(Dataset entries)
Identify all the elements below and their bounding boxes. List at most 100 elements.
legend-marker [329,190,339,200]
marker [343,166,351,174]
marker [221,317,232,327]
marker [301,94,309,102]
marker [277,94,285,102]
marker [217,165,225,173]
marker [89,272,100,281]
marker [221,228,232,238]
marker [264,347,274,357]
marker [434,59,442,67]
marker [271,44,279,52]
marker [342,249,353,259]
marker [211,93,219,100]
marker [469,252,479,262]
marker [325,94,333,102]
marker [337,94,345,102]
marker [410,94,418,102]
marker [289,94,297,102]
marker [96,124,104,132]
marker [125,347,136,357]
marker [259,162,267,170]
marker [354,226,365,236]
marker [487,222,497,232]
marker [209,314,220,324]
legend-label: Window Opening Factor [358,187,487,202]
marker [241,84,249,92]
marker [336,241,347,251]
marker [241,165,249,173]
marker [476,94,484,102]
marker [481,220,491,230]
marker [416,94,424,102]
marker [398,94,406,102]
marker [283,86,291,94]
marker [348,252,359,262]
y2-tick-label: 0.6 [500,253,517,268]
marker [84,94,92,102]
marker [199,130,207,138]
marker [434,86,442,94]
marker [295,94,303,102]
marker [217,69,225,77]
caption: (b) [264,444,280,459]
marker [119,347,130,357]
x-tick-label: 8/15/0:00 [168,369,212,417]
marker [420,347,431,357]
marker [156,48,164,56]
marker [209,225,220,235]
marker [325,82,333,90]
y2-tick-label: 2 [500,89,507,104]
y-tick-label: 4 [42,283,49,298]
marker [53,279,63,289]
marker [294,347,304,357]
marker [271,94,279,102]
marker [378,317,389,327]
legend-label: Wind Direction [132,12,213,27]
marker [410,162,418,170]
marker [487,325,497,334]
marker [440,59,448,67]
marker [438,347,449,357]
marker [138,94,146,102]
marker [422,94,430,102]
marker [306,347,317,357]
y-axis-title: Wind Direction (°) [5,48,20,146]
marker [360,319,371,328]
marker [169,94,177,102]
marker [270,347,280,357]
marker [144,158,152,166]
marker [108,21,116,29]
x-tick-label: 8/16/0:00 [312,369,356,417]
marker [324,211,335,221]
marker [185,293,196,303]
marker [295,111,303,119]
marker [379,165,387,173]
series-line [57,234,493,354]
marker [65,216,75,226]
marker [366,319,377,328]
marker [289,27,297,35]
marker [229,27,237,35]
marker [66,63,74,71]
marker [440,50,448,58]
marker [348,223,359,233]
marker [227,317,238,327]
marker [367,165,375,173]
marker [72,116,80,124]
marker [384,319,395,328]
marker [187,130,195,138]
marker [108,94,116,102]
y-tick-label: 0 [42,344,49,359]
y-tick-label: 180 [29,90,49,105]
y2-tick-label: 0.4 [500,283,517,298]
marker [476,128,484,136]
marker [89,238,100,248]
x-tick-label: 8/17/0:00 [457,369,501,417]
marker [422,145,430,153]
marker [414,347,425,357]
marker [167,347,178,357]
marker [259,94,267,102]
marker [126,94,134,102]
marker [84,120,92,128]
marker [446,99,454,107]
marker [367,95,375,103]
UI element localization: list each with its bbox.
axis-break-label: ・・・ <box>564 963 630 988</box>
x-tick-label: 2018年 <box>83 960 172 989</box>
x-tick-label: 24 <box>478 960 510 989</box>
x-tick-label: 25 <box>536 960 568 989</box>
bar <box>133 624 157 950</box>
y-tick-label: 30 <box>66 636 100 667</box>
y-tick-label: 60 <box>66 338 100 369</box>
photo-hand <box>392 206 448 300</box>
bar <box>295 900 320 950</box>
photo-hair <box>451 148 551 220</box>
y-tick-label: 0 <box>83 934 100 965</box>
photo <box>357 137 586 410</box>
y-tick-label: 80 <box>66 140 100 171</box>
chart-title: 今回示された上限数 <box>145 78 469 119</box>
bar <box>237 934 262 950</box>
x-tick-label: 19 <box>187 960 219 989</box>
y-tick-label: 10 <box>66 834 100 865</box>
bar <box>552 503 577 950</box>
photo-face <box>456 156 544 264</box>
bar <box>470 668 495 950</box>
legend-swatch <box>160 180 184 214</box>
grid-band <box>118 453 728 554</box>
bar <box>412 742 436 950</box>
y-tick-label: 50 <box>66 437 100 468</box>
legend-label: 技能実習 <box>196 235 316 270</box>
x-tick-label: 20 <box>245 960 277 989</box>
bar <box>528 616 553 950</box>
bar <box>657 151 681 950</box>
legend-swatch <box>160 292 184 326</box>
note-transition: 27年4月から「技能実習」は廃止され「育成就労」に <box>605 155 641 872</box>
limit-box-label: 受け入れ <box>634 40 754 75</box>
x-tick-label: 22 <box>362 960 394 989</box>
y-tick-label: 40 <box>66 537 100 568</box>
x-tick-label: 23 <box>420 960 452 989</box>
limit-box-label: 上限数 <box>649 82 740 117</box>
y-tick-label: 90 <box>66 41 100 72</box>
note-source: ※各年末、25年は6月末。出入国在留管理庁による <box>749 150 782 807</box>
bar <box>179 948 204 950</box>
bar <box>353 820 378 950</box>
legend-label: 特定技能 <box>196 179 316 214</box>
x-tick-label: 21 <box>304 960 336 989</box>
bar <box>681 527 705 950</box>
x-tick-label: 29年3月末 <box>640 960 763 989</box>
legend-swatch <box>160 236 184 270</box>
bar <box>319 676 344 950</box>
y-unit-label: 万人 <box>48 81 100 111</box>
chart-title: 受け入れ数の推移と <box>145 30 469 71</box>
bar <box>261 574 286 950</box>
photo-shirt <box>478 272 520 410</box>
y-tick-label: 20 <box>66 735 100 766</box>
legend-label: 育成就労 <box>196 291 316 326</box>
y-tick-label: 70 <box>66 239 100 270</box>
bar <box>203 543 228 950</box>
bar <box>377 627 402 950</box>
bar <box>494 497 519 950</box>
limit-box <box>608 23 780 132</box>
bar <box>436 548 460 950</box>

◆ DIRECTION ◆
Reproduce all of these lines verbatim, in their original order.

◆ TASK RESPONSE ◆
Identify all the elements below and their bounding boxes. List at most 100 elements.
legend-marker [329,190,339,200]
marker [343,166,351,174]
marker [221,317,232,327]
marker [301,94,309,102]
marker [277,94,285,102]
marker [217,165,225,173]
marker [89,272,100,281]
marker [221,228,232,238]
marker [264,347,274,357]
marker [434,59,442,67]
marker [271,44,279,52]
marker [342,249,353,259]
marker [211,93,219,100]
marker [469,252,479,262]
marker [325,94,333,102]
marker [337,94,345,102]
marker [410,94,418,102]
marker [289,94,297,102]
marker [96,124,104,132]
marker [125,347,136,357]
marker [259,162,267,170]
marker [354,226,365,236]
marker [487,222,497,232]
marker [209,314,220,324]
legend-label: Window Opening Factor [358,187,487,202]
marker [241,84,249,92]
marker [336,241,347,251]
marker [241,165,249,173]
marker [476,94,484,102]
marker [481,220,491,230]
marker [416,94,424,102]
marker [398,94,406,102]
marker [283,86,291,94]
marker [348,252,359,262]
y2-tick-label: 0.6 [500,253,517,268]
marker [84,94,92,102]
marker [199,130,207,138]
marker [434,86,442,94]
marker [295,94,303,102]
marker [217,69,225,77]
caption: (b) [264,444,280,459]
marker [119,347,130,357]
x-tick-label: 8/15/0:00 [168,369,212,417]
marker [420,347,431,357]
marker [156,48,164,56]
marker [209,225,220,235]
marker [325,82,333,90]
y2-tick-label: 2 [500,89,507,104]
y-tick-label: 4 [42,283,49,298]
marker [53,279,63,289]
marker [294,347,304,357]
marker [271,94,279,102]
marker [378,317,389,327]
legend-label: Wind Direction [132,12,213,27]
marker [410,162,418,170]
marker [487,325,497,334]
marker [440,59,448,67]
marker [438,347,449,357]
marker [138,94,146,102]
marker [422,94,430,102]
marker [306,347,317,357]
y-axis-title: Wind Direction (°) [5,48,20,146]
marker [360,319,371,328]
marker [169,94,177,102]
marker [270,347,280,357]
marker [144,158,152,166]
marker [108,21,116,29]
x-tick-label: 8/16/0:00 [312,369,356,417]
marker [324,211,335,221]
marker [185,293,196,303]
marker [295,111,303,119]
marker [379,165,387,173]
series-line [57,234,493,354]
marker [65,216,75,226]
marker [366,319,377,328]
marker [289,27,297,35]
marker [229,27,237,35]
marker [66,63,74,71]
marker [440,50,448,58]
marker [348,223,359,233]
marker [227,317,238,327]
marker [367,165,375,173]
marker [72,116,80,124]
marker [384,319,395,328]
marker [187,130,195,138]
marker [108,94,116,102]
y-tick-label: 0 [42,344,49,359]
y-tick-label: 180 [29,90,49,105]
y2-tick-label: 0.4 [500,283,517,298]
marker [476,128,484,136]
marker [89,238,100,248]
x-tick-label: 8/17/0:00 [457,369,501,417]
marker [422,145,430,153]
marker [414,347,425,357]
marker [167,347,178,357]
marker [259,94,267,102]
marker [126,94,134,102]
marker [84,120,92,128]
marker [446,99,454,107]
marker [367,95,375,103]
UI element localization: list each with its bbox.
axis-break-label: ・・・ <box>564 963 630 988</box>
x-tick-label: 2018年 <box>83 960 172 989</box>
x-tick-label: 24 <box>478 960 510 989</box>
x-tick-label: 25 <box>536 960 568 989</box>
bar <box>133 624 157 950</box>
y-tick-label: 30 <box>66 636 100 667</box>
y-tick-label: 60 <box>66 338 100 369</box>
photo-hand <box>392 206 448 300</box>
bar <box>295 900 320 950</box>
photo-hair <box>451 148 551 220</box>
y-tick-label: 0 <box>83 934 100 965</box>
photo <box>357 137 586 410</box>
y-tick-label: 80 <box>66 140 100 171</box>
chart-title: 今回示された上限数 <box>145 78 469 119</box>
bar <box>237 934 262 950</box>
x-tick-label: 19 <box>187 960 219 989</box>
y-tick-label: 10 <box>66 834 100 865</box>
bar <box>552 503 577 950</box>
photo-face <box>456 156 544 264</box>
bar <box>470 668 495 950</box>
legend-swatch <box>160 180 184 214</box>
grid-band <box>118 453 728 554</box>
bar <box>412 742 436 950</box>
y-tick-label: 50 <box>66 437 100 468</box>
legend-label: 技能実習 <box>196 235 316 270</box>
x-tick-label: 20 <box>245 960 277 989</box>
bar <box>528 616 553 950</box>
bar <box>657 151 681 950</box>
legend-swatch <box>160 292 184 326</box>
note-transition: 27年4月から「技能実習」は廃止され「育成就労」に <box>605 155 641 872</box>
limit-box-label: 受け入れ <box>634 40 754 75</box>
x-tick-label: 22 <box>362 960 394 989</box>
y-tick-label: 40 <box>66 537 100 568</box>
x-tick-label: 23 <box>420 960 452 989</box>
limit-box-label: 上限数 <box>649 82 740 117</box>
y-tick-label: 90 <box>66 41 100 72</box>
note-source: ※各年末、25年は6月末。出入国在留管理庁による <box>749 150 782 807</box>
bar <box>179 948 204 950</box>
bar <box>353 820 378 950</box>
legend-label: 特定技能 <box>196 179 316 214</box>
x-tick-label: 21 <box>304 960 336 989</box>
bar <box>681 527 705 950</box>
x-tick-label: 29年3月末 <box>640 960 763 989</box>
legend-swatch <box>160 236 184 270</box>
bar <box>319 676 344 950</box>
y-unit-label: 万人 <box>48 81 100 111</box>
chart-title: 受け入れ数の推移と <box>145 30 469 71</box>
bar <box>261 574 286 950</box>
photo-shirt <box>478 272 520 410</box>
y-tick-label: 20 <box>66 735 100 766</box>
legend-label: 育成就労 <box>196 291 316 326</box>
y-tick-label: 70 <box>66 239 100 270</box>
bar <box>203 543 228 950</box>
bar <box>377 627 402 950</box>
bar <box>494 497 519 950</box>
limit-box <box>608 23 780 132</box>
bar <box>436 548 460 950</box>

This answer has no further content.